(Stored entries)
##############################

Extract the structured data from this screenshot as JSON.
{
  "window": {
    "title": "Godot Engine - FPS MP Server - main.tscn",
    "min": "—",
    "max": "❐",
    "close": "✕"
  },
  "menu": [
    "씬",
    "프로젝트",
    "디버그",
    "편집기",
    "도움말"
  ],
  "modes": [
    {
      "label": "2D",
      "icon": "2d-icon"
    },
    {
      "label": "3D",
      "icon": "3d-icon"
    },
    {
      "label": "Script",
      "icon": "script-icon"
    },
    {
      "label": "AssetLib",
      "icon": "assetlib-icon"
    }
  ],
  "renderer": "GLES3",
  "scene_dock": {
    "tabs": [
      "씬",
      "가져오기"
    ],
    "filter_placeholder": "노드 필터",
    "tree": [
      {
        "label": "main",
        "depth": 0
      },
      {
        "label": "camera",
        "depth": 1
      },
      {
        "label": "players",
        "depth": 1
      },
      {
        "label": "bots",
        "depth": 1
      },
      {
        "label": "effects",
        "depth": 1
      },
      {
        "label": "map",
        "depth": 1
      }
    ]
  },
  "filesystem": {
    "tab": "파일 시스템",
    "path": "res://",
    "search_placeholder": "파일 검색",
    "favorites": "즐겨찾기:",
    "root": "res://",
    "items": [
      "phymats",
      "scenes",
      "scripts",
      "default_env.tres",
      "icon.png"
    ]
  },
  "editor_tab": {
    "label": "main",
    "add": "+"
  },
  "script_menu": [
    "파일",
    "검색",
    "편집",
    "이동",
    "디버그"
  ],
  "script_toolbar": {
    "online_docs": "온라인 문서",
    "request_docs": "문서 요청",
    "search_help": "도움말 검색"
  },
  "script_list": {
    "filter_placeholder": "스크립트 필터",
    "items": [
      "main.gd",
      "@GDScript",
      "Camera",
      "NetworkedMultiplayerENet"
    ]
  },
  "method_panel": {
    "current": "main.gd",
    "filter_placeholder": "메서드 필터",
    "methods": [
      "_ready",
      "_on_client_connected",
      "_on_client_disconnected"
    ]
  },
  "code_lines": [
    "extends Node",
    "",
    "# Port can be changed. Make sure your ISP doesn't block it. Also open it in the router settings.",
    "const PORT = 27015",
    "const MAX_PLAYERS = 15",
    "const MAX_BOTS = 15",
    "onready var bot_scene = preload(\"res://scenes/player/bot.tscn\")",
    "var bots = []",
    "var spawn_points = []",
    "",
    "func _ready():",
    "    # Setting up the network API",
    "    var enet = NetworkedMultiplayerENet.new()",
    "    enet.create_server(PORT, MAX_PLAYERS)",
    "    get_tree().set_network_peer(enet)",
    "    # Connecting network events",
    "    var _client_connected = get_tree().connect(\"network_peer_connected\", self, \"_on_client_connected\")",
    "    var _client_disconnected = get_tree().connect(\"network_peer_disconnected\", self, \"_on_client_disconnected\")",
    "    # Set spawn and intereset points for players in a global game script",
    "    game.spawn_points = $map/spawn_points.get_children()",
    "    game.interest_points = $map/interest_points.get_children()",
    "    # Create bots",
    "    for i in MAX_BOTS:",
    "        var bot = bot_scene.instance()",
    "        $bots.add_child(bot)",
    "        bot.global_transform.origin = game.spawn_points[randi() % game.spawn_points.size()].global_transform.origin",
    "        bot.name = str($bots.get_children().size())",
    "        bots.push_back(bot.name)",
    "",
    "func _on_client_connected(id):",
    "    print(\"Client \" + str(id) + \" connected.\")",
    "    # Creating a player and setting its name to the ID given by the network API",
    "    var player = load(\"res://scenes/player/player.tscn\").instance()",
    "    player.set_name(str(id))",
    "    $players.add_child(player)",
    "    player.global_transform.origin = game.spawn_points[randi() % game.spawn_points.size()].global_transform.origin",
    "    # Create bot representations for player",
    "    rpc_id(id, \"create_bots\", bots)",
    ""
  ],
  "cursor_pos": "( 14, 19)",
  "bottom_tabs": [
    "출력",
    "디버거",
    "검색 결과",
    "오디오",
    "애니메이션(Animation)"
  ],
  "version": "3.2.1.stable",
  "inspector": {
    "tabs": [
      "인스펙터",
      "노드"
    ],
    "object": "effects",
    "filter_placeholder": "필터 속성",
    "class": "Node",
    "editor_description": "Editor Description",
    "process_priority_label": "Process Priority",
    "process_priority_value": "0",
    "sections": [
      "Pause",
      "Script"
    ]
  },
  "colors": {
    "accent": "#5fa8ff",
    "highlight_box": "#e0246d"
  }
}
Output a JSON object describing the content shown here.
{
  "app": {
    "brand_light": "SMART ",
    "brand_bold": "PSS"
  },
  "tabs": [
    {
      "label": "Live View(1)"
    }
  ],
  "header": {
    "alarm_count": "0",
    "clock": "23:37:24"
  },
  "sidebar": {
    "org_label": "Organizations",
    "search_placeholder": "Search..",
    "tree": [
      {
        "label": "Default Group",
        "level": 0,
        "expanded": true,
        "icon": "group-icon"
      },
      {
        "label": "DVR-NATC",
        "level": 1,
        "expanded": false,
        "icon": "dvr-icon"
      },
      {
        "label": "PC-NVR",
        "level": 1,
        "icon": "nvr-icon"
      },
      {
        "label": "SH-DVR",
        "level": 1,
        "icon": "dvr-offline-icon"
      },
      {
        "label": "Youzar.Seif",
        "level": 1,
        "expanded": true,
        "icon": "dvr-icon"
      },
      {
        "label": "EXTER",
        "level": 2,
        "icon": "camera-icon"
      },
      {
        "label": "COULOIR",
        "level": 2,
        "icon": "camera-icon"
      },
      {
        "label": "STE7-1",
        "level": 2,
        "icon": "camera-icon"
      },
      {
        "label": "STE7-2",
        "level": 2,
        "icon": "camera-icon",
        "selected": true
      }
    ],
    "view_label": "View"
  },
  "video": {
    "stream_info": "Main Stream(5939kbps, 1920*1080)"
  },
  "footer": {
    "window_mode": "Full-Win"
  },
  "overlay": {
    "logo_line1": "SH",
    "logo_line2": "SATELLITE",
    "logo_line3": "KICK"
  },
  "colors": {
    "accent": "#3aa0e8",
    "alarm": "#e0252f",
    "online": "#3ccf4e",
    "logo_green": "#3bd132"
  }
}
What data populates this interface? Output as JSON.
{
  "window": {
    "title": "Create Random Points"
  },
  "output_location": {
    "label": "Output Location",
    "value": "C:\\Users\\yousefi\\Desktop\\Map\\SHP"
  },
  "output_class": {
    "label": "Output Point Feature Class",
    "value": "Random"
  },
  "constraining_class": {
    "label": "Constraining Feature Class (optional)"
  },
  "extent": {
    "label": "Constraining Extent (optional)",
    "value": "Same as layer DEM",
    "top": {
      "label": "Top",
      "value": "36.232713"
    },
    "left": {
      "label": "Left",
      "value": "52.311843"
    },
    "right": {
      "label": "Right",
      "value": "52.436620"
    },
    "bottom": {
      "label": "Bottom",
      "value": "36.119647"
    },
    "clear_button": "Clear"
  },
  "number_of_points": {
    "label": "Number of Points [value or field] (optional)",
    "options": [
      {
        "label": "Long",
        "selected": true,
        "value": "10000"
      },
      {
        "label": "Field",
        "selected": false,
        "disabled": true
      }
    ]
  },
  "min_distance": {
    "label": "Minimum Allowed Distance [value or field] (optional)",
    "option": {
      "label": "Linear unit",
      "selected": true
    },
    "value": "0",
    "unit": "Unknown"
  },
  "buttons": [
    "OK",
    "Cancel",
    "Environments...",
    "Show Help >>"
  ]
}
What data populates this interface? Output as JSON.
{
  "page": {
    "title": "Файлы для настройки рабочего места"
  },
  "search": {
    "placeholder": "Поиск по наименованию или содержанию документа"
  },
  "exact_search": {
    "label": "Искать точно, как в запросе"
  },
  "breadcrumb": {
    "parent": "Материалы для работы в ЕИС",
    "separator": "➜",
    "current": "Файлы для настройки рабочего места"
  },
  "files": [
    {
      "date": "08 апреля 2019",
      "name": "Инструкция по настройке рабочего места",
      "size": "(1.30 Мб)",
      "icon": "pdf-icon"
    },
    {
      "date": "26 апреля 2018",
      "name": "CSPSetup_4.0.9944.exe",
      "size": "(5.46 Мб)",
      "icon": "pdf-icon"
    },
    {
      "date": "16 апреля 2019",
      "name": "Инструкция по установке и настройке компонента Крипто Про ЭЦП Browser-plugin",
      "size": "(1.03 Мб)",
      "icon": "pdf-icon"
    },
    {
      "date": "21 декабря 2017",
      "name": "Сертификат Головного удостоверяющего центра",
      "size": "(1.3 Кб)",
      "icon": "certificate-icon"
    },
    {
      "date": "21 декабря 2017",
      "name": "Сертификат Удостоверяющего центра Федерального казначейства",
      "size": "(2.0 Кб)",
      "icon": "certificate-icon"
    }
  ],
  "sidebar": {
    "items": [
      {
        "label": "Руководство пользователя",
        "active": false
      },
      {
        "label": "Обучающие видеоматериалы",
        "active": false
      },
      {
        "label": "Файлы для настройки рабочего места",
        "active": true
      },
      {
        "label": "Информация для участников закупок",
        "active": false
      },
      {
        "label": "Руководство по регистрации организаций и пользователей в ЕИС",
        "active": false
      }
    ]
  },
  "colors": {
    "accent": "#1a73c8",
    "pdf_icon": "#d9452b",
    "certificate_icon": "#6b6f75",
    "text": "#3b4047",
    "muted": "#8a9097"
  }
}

##############################

**THE EXERCISE**
Gather every line containing the word "selected" and copy it.

**THE ANSWER**
        "selected": true
        "selected": true,
        "selected": false,
      "selected": true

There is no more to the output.